Return the records in full, exactly as given.
-- -- --
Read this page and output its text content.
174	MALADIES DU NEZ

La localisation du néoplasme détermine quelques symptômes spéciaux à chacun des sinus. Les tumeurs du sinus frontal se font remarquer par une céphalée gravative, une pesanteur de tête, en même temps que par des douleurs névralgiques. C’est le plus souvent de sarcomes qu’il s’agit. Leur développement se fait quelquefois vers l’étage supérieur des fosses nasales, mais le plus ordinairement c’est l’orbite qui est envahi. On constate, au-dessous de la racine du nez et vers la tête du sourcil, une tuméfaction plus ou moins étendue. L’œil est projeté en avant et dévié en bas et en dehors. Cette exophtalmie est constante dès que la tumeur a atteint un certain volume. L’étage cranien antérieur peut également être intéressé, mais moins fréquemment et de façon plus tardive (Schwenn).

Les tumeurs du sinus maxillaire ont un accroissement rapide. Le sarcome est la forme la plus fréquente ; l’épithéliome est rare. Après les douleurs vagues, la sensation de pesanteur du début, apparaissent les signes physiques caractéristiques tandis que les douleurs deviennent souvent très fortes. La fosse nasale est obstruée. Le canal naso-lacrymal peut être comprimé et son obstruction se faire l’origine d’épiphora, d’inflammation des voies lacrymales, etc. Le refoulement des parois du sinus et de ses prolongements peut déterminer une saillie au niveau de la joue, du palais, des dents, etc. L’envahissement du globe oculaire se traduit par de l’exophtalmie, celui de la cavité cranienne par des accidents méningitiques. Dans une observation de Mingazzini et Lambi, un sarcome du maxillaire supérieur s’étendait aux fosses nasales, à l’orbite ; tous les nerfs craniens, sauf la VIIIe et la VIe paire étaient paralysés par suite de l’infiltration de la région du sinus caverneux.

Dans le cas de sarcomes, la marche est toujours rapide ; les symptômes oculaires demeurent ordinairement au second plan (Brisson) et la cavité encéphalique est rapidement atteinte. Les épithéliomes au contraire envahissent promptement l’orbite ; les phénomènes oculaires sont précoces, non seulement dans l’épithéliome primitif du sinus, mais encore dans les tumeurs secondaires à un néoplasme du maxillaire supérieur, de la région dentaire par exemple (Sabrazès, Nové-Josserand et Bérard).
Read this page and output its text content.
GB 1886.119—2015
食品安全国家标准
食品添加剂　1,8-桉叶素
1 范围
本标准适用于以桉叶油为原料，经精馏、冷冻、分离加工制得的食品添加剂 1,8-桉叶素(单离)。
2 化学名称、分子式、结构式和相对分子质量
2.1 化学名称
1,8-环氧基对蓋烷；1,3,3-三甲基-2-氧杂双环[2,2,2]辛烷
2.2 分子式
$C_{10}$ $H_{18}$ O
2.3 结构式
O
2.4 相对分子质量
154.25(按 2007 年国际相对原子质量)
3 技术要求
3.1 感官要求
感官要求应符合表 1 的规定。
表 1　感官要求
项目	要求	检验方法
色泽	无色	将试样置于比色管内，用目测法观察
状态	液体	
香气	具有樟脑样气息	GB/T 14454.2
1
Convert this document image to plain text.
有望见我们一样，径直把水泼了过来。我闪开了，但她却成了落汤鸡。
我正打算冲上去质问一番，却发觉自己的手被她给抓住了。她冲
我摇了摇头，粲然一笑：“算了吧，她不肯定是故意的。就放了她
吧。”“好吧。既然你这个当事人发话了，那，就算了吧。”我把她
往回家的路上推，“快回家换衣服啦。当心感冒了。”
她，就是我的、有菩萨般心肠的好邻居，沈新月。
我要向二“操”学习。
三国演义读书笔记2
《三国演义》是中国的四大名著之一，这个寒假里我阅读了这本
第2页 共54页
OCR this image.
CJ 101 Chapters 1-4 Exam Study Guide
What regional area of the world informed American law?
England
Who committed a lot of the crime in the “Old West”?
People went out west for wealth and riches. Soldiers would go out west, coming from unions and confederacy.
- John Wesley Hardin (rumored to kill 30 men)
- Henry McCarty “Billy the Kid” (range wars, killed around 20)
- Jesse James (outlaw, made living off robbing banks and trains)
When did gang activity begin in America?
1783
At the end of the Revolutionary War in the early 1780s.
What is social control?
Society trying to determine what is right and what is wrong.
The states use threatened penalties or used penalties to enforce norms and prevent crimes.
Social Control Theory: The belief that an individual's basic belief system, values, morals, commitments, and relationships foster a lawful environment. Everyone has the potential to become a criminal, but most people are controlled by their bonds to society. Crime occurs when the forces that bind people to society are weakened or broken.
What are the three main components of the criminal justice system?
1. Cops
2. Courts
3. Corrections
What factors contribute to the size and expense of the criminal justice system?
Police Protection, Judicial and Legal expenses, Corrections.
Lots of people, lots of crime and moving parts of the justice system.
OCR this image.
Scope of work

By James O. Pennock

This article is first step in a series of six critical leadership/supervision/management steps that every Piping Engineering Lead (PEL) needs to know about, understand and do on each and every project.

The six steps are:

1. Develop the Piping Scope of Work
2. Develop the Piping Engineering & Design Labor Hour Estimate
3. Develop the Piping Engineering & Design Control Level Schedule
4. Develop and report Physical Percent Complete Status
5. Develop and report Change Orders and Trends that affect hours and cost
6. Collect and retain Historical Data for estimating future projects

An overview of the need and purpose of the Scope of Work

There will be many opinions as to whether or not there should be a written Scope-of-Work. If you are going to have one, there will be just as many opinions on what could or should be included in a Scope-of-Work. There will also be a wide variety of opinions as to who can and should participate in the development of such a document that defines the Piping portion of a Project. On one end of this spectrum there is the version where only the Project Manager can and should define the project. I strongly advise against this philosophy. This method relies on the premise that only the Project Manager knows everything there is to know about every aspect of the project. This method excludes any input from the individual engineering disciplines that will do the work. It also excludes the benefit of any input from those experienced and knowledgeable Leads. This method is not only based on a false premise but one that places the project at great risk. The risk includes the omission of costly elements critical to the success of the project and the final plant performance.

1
-- -- --
### Answer to this problem
Read this page and output its text content.
174	MALADIES DU NEZ

La localisation du néoplasme détermine quelques symptômes spéciaux à chacun des sinus. Les tumeurs du sinus frontal se font remarquer par une céphalée gravative, une pesanteur de tête, en même temps que par des douleurs névralgiques. C’est le plus souvent de sarcomes qu’il s’agit. Leur développement se fait quelquefois vers l’étage supérieur des fosses nasales, mais le plus ordinairement c’est l’orbite qui est envahi. On constate, au-dessous de la racine du nez et vers la tête du sourcil, une tuméfaction plus ou moins étendue. L’œil est projeté en avant et dévié en bas et en dehors. Cette exophtalmie est constante dès que la tumeur a atteint un certain volume. L’étage cranien antérieur peut également être intéressé, mais moins fréquemment et de façon plus tardive (Schwenn).

Les tumeurs du sinus maxillaire ont un accroissement rapide. Le sarcome est la forme la plus fréquente ; l’épithéliome est rare. Après les douleurs vagues, la sensation de pesanteur du début, apparaissent les signes physiques caractéristiques tandis que les douleurs deviennent souvent très fortes. La fosse nasale est obstruée. Le canal naso-lacrymal peut être comprimé et son obstruction se faire l’origine d’épiphora, d’inflammation des voies lacrymales, etc. Le refoulement des parois du sinus et de ses prolongements peut déterminer une saillie au niveau de la joue, du palais, des dents, etc. L’envahissement du globe oculaire se traduit par de l’exophtalmie, celui de la cavité cranienne par des accidents méningitiques. Dans une observation de Mingazzini et Lambi, un sarcome du maxillaire supérieur s’étendait aux fosses nasales, à l’orbite ; tous les nerfs craniens, sauf la VIIIe et la VIe paire étaient paralysés par suite de l’infiltration de la région du sinus caverneux.

Dans le cas de sarcomes, la marche est toujours rapide ; les symptômes oculaires demeurent ordinairement au second plan (Brisson) et la cavité encéphalique est rapidement atteinte. Les épithéliomes au contraire envahissent promptement l’orbite ; les phénomènes oculaires sont précoces, non seulement dans l’épithéliome primitif du sinus, mais encore dans les tumeurs secondaires à un néoplasme du maxillaire supérieur, de la région dentaire par exemple (Sabrazès, Nové-Josserand et Bérard).
Read this page and output its text content.
GB 1886.119—2015
食品安全国家标准
食品添加剂　1,8-桉叶素
1 范围
本标准适用于以桉叶油为原料，经精馏、冷冻、分离加工制得的食品添加剂 1,8-桉叶素(单离)。
2 化学名称、分子式、结构式和相对分子质量
2.1 化学名称
1,8-环氧基对蓋烷；1,3,3-三甲基-2-氧杂双环[2,2,2]辛烷
2.2 分子式
$C_{10}$ $H_{18}$ O
2.3 结构式
O
2.4 相对分子质量
154.25(按 2007 年国际相对原子质量)
3 技术要求
3.1 感官要求
感官要求应符合表 1 的规定。
表 1　感官要求
项目	要求	检验方法
色泽	无色	将试样置于比色管内，用目测法观察
状态	液体	
香气	具有樟脑样气息	GB/T 14454.2
1
Convert this document image to plain text.
有望见我们一样，径直把水泼了过来。我闪开了，但她却成了落汤鸡。
我正打算冲上去质问一番，却发觉自己的手被她给抓住了。她冲
我摇了摇头，粲然一笑：“算了吧，她不肯定是故意的。就放了她
吧。”“好吧。既然你这个当事人发话了，那，就算了吧。”我把她
往回家的路上推，“快回家换衣服啦。当心感冒了。”
她，就是我的、有菩萨般心肠的好邻居，沈新月。
我要向二“操”学习。
三国演义读书笔记2
《三国演义》是中国的四大名著之一，这个寒假里我阅读了这本
第2页 共54页
OCR this image.
CJ 101 Chapters 1-4 Exam Study Guide
What regional area of the world informed American law?
England
Who committed a lot of the crime in the “Old West”?
People went out west for wealth and riches. Soldiers would go out west, coming from unions and confederacy.
- John Wesley Hardin (rumored to kill 30 men)
- Henry McCarty “Billy the Kid” (range wars, killed around 20)
- Jesse James (outlaw, made living off robbing banks and trains)
When did gang activity begin in America?
1783
At the end of the Revolutionary War in the early 1780s.
What is social control?
Society trying to determine what is right and what is wrong.
The states use threatened penalties or used penalties to enforce norms and prevent crimes.
Social Control Theory: The belief that an individual's basic belief system, values, morals, commitments, and relationships foster a lawful environment. Everyone has the potential to become a criminal, but most people are controlled by their bonds to society. Crime occurs when the forces that bind people to society are weakened or broken.
What are the three main components of the criminal justice system?
1. Cops
2. Courts
3. Corrections
What factors contribute to the size and expense of the criminal justice system?
Police Protection, Judicial and Legal expenses, Corrections.
Lots of people, lots of crime and moving parts of the justice system.
OCR this image.
Scope of work

By James O. Pennock

This article is first step in a series of six critical leadership/supervision/management steps that every Piping Engineering Lead (PEL) needs to know about, understand and do on each and every project.

The six steps are:

1. Develop the Piping Scope of Work
2. Develop the Piping Engineering & Design Labor Hour Estimate
3. Develop the Piping Engineering & Design Control Level Schedule
4. Develop and report Physical Percent Complete Status
5. Develop and report Change Orders and Trends that affect hours and cost
6. Collect and retain Historical Data for estimating future projects

An overview of the need and purpose of the Scope of Work

There will be many opinions as to whether or not there should be a written Scope-of-Work. If you are going to have one, there will be just as many opinions on what could or should be included in a Scope-of-Work. There will also be a wide variety of opinions as to who can and should participate in the development of such a document that defines the Piping portion of a Project. On one end of this spectrum there is the version where only the Project Manager can and should define the project. I strongly advise against this philosophy. This method relies on the premise that only the Project Manager knows everything there is to know about every aspect of the project. This method excludes any input from the individual engineering disciplines that will do the work. It also excludes the benefit of any input from those experienced and knowledgeable Leads. This method is not only based on a false premise but one that places the project at great risk. The risk includes the omission of costly elements critical to the success of the project and the final plant performance.

1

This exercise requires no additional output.